Short problem>
Please give the listing again, word for word, with nothing left out.
※ ※ ※
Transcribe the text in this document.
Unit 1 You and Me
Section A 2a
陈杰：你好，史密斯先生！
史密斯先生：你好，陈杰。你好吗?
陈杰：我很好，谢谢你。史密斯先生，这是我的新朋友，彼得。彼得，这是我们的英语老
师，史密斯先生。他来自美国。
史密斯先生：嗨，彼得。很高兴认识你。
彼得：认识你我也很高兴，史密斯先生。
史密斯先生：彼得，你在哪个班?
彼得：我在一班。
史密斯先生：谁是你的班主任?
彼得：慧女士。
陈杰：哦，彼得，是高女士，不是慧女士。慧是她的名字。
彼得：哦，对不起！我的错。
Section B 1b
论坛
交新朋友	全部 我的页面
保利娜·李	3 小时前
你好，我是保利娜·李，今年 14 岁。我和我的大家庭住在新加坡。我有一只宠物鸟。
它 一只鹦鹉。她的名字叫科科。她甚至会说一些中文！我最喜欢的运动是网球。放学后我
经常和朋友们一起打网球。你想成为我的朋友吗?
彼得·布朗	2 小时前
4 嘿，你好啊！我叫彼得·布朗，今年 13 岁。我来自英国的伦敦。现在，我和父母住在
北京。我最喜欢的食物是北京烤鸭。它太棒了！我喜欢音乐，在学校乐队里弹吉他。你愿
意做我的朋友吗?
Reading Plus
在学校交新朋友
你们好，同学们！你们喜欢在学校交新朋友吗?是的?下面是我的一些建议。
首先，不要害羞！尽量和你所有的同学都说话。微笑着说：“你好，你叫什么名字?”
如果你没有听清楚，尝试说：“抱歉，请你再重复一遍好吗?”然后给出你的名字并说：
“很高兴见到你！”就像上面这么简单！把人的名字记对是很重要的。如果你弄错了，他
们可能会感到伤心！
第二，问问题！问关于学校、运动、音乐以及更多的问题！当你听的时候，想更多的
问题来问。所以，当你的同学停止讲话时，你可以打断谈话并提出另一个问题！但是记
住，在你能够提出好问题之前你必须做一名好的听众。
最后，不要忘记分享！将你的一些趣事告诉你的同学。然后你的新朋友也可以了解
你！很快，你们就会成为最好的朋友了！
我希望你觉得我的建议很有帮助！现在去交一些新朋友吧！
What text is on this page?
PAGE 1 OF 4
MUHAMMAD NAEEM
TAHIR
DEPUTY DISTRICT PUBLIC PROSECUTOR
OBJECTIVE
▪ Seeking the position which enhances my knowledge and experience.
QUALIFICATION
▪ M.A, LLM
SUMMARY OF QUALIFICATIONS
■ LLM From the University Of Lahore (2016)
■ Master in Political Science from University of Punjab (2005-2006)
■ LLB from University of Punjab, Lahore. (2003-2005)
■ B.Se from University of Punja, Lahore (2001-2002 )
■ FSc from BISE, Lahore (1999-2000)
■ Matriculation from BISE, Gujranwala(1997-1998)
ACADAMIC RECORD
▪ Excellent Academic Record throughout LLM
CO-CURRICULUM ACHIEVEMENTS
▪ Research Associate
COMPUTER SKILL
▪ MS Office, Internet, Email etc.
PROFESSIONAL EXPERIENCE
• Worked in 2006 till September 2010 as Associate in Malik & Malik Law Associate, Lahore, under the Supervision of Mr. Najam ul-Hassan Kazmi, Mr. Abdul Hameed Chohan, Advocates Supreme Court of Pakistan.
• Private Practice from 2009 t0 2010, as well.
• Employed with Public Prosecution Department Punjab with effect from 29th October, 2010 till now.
※ ※ ※
The output>
Transcribe the text in this document.
Unit 1 You and Me
Section A 2a
陈杰：你好，史密斯先生！
史密斯先生：你好，陈杰。你好吗?
陈杰：我很好，谢谢你。史密斯先生，这是我的新朋友，彼得。彼得，这是我们的英语老
师，史密斯先生。他来自美国。
史密斯先生：嗨，彼得。很高兴认识你。
彼得：认识你我也很高兴，史密斯先生。
史密斯先生：彼得，你在哪个班?
彼得：我在一班。
史密斯先生：谁是你的班主任?
彼得：慧女士。
陈杰：哦，彼得，是高女士，不是慧女士。慧是她的名字。
彼得：哦，对不起！我的错。
Section B 1b
论坛
交新朋友	全部 我的页面
保利娜·李	3 小时前
你好，我是保利娜·李，今年 14 岁。我和我的大家庭住在新加坡。我有一只宠物鸟。
它 一只鹦鹉。她的名字叫科科。她甚至会说一些中文！我最喜欢的运动是网球。放学后我
经常和朋友们一起打网球。你想成为我的朋友吗?
彼得·布朗	2 小时前
4 嘿，你好啊！我叫彼得·布朗，今年 13 岁。我来自英国的伦敦。现在，我和父母住在
北京。我最喜欢的食物是北京烤鸭。它太棒了！我喜欢音乐，在学校乐队里弹吉他。你愿
意做我的朋友吗?
Reading Plus
在学校交新朋友
你们好，同学们！你们喜欢在学校交新朋友吗?是的?下面是我的一些建议。
首先，不要害羞！尽量和你所有的同学都说话。微笑着说：“你好，你叫什么名字?”
如果你没有听清楚，尝试说：“抱歉，请你再重复一遍好吗?”然后给出你的名字并说：
“很高兴见到你！”就像上面这么简单！把人的名字记对是很重要的。如果你弄错了，他
们可能会感到伤心！
第二，问问题！问关于学校、运动、音乐以及更多的问题！当你听的时候，想更多的
问题来问。所以，当你的同学停止讲话时，你可以打断谈话并提出另一个问题！但是记
住，在你能够提出好问题之前你必须做一名好的听众。
最后，不要忘记分享！将你的一些趣事告诉你的同学。然后你的新朋友也可以了解
你！很快，你们就会成为最好的朋友了！
我希望你觉得我的建议很有帮助！现在去交一些新朋友吧！
What text is on this page?
PAGE 1 OF 4
MUHAMMAD NAEEM
TAHIR
DEPUTY DISTRICT PUBLIC PROSECUTOR
OBJECTIVE
▪ Seeking the position which enhances my knowledge and experience.
QUALIFICATION
▪ M.A, LLM
SUMMARY OF QUALIFICATIONS
■ LLM From the University Of Lahore (2016)
■ Master in Political Science from University of Punjab (2005-2006)
■ LLB from University of Punjab, Lahore. (2003-2005)
■ B.Se from University of Punja, Lahore (2001-2002 )
■ FSc from BISE, Lahore (1999-2000)
■ Matriculation from BISE, Gujranwala(1997-1998)
ACADAMIC RECORD
▪ Excellent Academic Record throughout LLM
CO-CURRICULUM ACHIEVEMENTS
▪ Research Associate
COMPUTER SKILL
▪ MS Office, Internet, Email etc.
PROFESSIONAL EXPERIENCE
• Worked in 2006 till September 2010 as Associate in Malik & Malik Law Associate, Lahore, under the Supervision of Mr. Najam ul-Hassan Kazmi, Mr. Abdul Hameed Chohan, Advocates Supreme Court of Pakistan.
• Private Practice from 2009 t0 2010, as well.
• Employed with Public Prosecution Department Punjab with effect from 29th October, 2010 till now.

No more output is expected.